▶ **DATA LINES**:
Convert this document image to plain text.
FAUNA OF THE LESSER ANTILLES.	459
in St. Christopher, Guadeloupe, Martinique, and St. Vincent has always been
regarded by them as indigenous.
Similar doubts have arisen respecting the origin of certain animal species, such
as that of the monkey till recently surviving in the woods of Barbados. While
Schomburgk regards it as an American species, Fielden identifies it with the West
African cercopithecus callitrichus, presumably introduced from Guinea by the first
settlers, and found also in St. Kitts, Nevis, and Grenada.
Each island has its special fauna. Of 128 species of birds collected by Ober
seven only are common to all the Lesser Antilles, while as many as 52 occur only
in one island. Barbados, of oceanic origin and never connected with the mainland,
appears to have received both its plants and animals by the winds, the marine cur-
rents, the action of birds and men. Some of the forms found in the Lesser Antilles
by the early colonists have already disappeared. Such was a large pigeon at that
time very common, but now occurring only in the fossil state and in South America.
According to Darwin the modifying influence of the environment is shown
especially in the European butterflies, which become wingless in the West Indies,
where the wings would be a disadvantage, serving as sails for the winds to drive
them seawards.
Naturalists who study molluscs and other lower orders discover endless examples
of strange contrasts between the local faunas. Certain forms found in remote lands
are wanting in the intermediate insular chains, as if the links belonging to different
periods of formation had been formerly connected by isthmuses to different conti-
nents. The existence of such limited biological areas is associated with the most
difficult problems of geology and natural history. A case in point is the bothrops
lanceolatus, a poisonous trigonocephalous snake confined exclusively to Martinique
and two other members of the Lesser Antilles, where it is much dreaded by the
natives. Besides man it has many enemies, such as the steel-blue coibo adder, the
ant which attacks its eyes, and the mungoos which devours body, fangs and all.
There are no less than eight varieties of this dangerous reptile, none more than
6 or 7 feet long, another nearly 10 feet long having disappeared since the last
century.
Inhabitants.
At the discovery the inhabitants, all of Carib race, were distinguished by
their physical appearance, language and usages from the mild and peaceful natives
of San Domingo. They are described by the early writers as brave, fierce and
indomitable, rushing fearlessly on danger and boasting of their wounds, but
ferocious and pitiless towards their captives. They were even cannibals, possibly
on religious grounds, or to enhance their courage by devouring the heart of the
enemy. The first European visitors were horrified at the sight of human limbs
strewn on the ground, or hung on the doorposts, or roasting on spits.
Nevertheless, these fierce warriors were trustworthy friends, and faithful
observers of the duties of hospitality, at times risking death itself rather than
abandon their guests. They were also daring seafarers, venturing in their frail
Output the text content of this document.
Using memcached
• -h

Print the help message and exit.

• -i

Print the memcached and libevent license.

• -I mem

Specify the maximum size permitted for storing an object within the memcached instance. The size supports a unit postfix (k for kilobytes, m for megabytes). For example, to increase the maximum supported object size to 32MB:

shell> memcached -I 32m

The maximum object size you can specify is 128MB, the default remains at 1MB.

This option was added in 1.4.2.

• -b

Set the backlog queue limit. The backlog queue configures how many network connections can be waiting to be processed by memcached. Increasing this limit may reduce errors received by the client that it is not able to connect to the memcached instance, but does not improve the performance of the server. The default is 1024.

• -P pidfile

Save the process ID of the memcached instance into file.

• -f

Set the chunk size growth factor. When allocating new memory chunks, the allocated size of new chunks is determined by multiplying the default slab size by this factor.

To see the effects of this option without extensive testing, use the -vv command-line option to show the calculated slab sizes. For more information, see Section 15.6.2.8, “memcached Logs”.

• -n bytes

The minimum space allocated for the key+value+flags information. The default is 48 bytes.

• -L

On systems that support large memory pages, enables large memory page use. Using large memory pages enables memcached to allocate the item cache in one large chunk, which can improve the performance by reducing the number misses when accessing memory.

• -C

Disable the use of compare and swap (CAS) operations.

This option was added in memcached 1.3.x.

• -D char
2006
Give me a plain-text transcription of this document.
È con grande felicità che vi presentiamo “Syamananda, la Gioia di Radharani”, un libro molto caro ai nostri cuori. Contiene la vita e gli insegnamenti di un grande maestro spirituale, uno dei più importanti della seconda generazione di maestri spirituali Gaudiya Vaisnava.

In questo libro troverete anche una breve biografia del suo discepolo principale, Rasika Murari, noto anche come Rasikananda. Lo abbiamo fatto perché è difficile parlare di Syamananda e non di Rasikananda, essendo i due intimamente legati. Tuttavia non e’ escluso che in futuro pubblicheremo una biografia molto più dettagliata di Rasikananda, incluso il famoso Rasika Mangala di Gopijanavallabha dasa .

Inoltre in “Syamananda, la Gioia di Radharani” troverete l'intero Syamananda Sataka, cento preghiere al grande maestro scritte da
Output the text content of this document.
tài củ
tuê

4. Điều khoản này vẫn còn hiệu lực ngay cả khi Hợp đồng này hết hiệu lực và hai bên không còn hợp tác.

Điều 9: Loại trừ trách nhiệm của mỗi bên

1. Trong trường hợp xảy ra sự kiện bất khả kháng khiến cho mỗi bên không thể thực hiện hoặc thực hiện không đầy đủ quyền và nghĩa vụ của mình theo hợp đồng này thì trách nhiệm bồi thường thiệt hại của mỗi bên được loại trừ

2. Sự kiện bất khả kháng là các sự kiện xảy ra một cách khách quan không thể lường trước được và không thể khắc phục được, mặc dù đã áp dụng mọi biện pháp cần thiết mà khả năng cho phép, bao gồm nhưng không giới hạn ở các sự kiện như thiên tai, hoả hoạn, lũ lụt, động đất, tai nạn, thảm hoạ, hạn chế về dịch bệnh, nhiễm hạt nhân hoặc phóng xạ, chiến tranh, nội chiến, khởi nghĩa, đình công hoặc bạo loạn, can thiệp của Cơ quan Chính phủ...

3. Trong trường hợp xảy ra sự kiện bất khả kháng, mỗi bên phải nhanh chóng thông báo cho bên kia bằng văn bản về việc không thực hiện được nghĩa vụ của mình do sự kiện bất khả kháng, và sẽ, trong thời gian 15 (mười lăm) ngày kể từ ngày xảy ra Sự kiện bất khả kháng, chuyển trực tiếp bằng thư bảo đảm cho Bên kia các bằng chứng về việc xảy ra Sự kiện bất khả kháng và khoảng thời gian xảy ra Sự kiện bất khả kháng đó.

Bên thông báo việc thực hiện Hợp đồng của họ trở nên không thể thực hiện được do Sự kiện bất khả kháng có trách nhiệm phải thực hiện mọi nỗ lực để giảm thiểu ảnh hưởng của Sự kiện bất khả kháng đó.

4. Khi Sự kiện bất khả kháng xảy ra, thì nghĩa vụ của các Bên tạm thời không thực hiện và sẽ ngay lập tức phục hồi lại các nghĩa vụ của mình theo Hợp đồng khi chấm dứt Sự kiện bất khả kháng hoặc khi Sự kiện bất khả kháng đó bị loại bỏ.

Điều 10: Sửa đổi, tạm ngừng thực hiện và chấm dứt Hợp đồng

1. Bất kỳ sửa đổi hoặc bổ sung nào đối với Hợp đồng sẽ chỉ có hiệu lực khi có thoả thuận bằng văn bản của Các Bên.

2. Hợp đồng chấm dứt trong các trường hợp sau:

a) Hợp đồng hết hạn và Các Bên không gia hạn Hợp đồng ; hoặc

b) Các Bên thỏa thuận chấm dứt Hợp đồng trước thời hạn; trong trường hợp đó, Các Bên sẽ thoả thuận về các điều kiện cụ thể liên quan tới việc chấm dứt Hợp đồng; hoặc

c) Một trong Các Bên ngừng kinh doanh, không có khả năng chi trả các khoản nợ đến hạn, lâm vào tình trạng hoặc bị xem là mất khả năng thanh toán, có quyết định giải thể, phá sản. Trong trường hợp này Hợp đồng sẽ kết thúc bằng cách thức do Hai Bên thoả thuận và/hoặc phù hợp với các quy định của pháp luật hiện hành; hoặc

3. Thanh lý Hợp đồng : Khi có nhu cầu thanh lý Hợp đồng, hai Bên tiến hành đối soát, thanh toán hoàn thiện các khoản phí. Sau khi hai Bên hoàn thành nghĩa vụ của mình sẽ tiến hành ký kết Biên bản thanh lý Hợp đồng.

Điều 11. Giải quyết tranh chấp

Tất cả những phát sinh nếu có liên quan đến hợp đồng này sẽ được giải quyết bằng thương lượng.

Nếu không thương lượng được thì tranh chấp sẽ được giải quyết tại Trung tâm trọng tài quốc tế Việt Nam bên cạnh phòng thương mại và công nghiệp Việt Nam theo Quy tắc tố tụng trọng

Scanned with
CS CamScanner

▶ **WHAT TO PRODUCE**:
How many of the lines above include the string "document"? Answer with the number only.

▶ **WORKED SOLUTION**:
4